Below is a block of records: output all of them exactly and leave out the pictures.

* start *

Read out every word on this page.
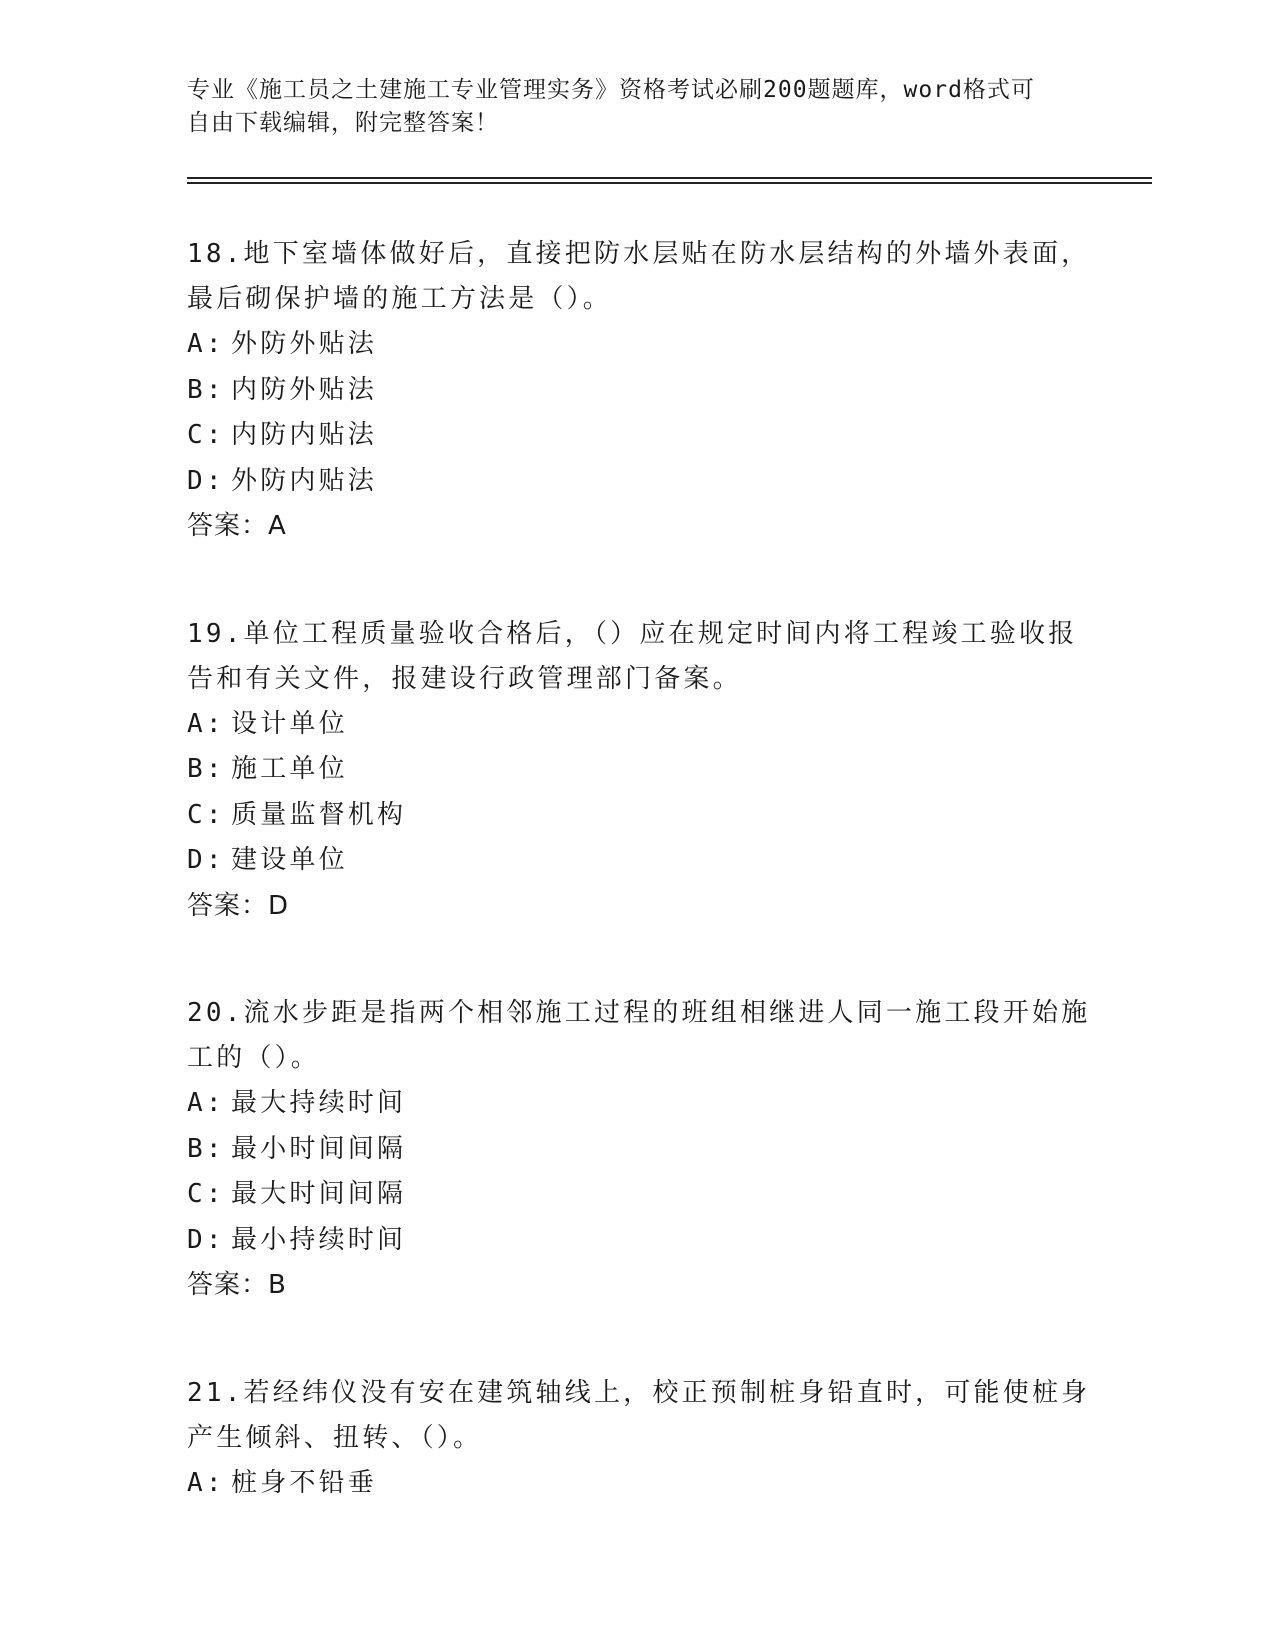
专业《施工员之土建施工专业管理实务》资格考试必刷200题题库，word格式可

自由下载编辑，附完整答案！

18.地下室墙体做好后，直接把防水层贴在防水层结构的外墙外表面，

最后砌保护墙的施工方法是（）。

A: 外防外贴法
B: 内防外贴法
C: 内防内贴法
D: 外防内贴法
答案：A

19.单位工程质量验收合格后，（）应在规定时间内将工程竣工验收报

告和有关文件，报建设行政管理部门备案。

A: 设计单位
B: 施工单位
C: 质量监督机构
D: 建设单位
答案：D

20.流水步距是指两个相邻施工过程的班组相继进人同一施工段开始施

工的（）。

A: 最大持续时间
B: 最小时间间隔
C: 最大时间间隔
D: 最小持续时间
答案：B

21.若经纬仪没有安在建筑轴线上，校正预制桩身铅直时，可能使桩身

产生倾斜、扭转、（）。

A: 桩身不铅垂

* end *

- [Solution for this exercise]:
Read out every word on this page.
专业《施工员之土建施工专业管理实务》资格考试必刷200题题库，word格式可

自由下载编辑，附完整答案！

18.地下室墙体做好后，直接把防水层贴在防水层结构的外墙外表面，

最后砌保护墙的施工方法是（）。

A: 外防外贴法
B: 内防外贴法
C: 内防内贴法
D: 外防内贴法
答案：A

19.单位工程质量验收合格后，（）应在规定时间内将工程竣工验收报

告和有关文件，报建设行政管理部门备案。

A: 设计单位
B: 施工单位
C: 质量监督机构
D: 建设单位
答案：D

20.流水步距是指两个相邻施工过程的班组相继进人同一施工段开始施

工的（）。

A: 最大持续时间
B: 最小时间间隔
C: 最大时间间隔
D: 最小持续时间
答案：B

21.若经纬仪没有安在建筑轴线上，校正预制桩身铅直时，可能使桩身

产生倾斜、扭转、（）。

A: 桩身不铅垂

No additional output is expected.